WHAT THE TASK ASKS:
Restate the complete material exactly.

[Some records]
◇ ◇ ◇ ◇ ◇
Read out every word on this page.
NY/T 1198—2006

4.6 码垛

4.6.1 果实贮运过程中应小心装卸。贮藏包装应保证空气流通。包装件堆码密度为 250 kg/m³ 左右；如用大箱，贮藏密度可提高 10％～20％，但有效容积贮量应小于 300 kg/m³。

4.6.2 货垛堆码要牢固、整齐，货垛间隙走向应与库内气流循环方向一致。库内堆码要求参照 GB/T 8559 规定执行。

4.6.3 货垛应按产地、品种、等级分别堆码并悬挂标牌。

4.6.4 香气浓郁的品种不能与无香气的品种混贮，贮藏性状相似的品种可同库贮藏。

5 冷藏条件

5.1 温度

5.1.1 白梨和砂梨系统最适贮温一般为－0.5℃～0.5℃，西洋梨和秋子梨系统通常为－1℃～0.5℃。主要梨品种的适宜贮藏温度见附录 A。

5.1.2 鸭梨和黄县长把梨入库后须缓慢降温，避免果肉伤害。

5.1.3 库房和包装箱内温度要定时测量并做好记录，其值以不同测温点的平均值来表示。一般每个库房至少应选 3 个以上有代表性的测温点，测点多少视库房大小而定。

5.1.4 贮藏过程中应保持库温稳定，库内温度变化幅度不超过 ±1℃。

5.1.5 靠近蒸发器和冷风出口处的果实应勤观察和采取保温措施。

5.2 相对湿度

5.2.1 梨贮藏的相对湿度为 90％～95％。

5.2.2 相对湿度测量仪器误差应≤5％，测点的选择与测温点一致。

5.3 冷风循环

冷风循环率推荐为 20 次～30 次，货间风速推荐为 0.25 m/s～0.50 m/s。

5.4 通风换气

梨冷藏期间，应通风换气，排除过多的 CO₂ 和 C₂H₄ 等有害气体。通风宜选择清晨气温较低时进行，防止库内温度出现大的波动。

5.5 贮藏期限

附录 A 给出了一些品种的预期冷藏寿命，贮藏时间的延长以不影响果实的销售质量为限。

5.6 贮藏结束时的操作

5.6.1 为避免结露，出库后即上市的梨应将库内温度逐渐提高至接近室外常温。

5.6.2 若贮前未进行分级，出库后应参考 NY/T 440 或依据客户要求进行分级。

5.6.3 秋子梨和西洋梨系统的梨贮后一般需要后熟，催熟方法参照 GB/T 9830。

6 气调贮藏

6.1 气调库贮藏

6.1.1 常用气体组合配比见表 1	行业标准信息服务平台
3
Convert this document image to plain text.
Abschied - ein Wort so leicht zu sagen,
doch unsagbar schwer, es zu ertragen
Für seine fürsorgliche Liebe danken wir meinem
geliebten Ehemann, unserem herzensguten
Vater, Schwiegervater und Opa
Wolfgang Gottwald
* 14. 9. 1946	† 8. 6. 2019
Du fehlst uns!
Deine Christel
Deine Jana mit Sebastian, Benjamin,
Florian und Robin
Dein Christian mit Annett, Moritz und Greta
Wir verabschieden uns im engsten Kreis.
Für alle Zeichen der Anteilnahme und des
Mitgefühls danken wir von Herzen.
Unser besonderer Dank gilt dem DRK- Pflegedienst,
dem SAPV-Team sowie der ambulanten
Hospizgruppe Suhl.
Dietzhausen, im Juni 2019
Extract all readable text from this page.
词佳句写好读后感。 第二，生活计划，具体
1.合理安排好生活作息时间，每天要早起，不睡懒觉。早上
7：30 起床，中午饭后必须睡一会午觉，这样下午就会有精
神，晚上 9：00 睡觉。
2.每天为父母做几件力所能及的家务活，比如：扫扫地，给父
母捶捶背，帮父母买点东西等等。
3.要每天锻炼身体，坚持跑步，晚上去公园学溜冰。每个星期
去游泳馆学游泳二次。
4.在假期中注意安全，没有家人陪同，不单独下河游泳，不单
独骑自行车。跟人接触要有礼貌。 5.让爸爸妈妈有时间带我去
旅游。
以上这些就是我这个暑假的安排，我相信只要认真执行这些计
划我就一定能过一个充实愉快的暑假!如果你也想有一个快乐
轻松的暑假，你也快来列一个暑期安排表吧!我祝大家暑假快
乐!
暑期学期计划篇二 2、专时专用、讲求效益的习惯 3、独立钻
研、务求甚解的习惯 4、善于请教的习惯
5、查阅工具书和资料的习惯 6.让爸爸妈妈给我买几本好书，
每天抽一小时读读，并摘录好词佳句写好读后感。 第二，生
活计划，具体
◇ ◇ ◇ ◇ ◇
RESPONSE FOR THIS EXERCISE:
Read out every word on this page.
NY/T 1198—2006

4.6 码垛

4.6.1 果实贮运过程中应小心装卸。贮藏包装应保证空气流通。包装件堆码密度为 250 kg/m³ 左右；如用大箱，贮藏密度可提高 10％～20％，但有效容积贮量应小于 300 kg/m³。

4.6.2 货垛堆码要牢固、整齐，货垛间隙走向应与库内气流循环方向一致。库内堆码要求参照 GB/T 8559 规定执行。

4.6.3 货垛应按产地、品种、等级分别堆码并悬挂标牌。

4.6.4 香气浓郁的品种不能与无香气的品种混贮，贮藏性状相似的品种可同库贮藏。

5 冷藏条件

5.1 温度

5.1.1 白梨和砂梨系统最适贮温一般为－0.5℃～0.5℃，西洋梨和秋子梨系统通常为－1℃～0.5℃。主要梨品种的适宜贮藏温度见附录 A。

5.1.2 鸭梨和黄县长把梨入库后须缓慢降温，避免果肉伤害。

5.1.3 库房和包装箱内温度要定时测量并做好记录，其值以不同测温点的平均值来表示。一般每个库房至少应选 3 个以上有代表性的测温点，测点多少视库房大小而定。

5.1.4 贮藏过程中应保持库温稳定，库内温度变化幅度不超过 ±1℃。

5.1.5 靠近蒸发器和冷风出口处的果实应勤观察和采取保温措施。

5.2 相对湿度

5.2.1 梨贮藏的相对湿度为 90％～95％。

5.2.2 相对湿度测量仪器误差应≤5％，测点的选择与测温点一致。

5.3 冷风循环

冷风循环率推荐为 20 次～30 次，货间风速推荐为 0.25 m/s～0.50 m/s。

5.4 通风换气

梨冷藏期间，应通风换气，排除过多的 CO₂ 和 C₂H₄ 等有害气体。通风宜选择清晨气温较低时进行，防止库内温度出现大的波动。

5.5 贮藏期限

附录 A 给出了一些品种的预期冷藏寿命，贮藏时间的延长以不影响果实的销售质量为限。

5.6 贮藏结束时的操作

5.6.1 为避免结露，出库后即上市的梨应将库内温度逐渐提高至接近室外常温。

5.6.2 若贮前未进行分级，出库后应参考 NY/T 440 或依据客户要求进行分级。

5.6.3 秋子梨和西洋梨系统的梨贮后一般需要后熟，催熟方法参照 GB/T 9830。

6 气调贮藏

6.1 气调库贮藏

6.1.1 常用气体组合配比见表 1	行业标准信息服务平台
3
Convert this document image to plain text.
Abschied - ein Wort so leicht zu sagen,
doch unsagbar schwer, es zu ertragen
Für seine fürsorgliche Liebe danken wir meinem
geliebten Ehemann, unserem herzensguten
Vater, Schwiegervater und Opa
Wolfgang Gottwald
* 14. 9. 1946	† 8. 6. 2019
Du fehlst uns!
Deine Christel
Deine Jana mit Sebastian, Benjamin,
Florian und Robin
Dein Christian mit Annett, Moritz und Greta
Wir verabschieden uns im engsten Kreis.
Für alle Zeichen der Anteilnahme und des
Mitgefühls danken wir von Herzen.
Unser besonderer Dank gilt dem DRK- Pflegedienst,
dem SAPV-Team sowie der ambulanten
Hospizgruppe Suhl.
Dietzhausen, im Juni 2019
Extract all readable text from this page.
词佳句写好读后感。 第二，生活计划，具体
1.合理安排好生活作息时间，每天要早起，不睡懒觉。早上
7：30 起床，中午饭后必须睡一会午觉，这样下午就会有精
神，晚上 9：00 睡觉。
2.每天为父母做几件力所能及的家务活，比如：扫扫地，给父
母捶捶背，帮父母买点东西等等。
3.要每天锻炼身体，坚持跑步，晚上去公园学溜冰。每个星期
去游泳馆学游泳二次。
4.在假期中注意安全，没有家人陪同，不单独下河游泳，不单
独骑自行车。跟人接触要有礼貌。 5.让爸爸妈妈有时间带我去
旅游。
以上这些就是我这个暑假的安排，我相信只要认真执行这些计
划我就一定能过一个充实愉快的暑假!如果你也想有一个快乐
轻松的暑假，你也快来列一个暑期安排表吧!我祝大家暑假快
乐!
暑期学期计划篇二 2、专时专用、讲求效益的习惯 3、独立钻
研、务求甚解的习惯 4、善于请教的习惯
5、查阅工具书和资料的习惯 6.让爸爸妈妈给我买几本好书，
每天抽一小时读读，并摘录好词佳句写好读后感。 第二，生
活计划，具体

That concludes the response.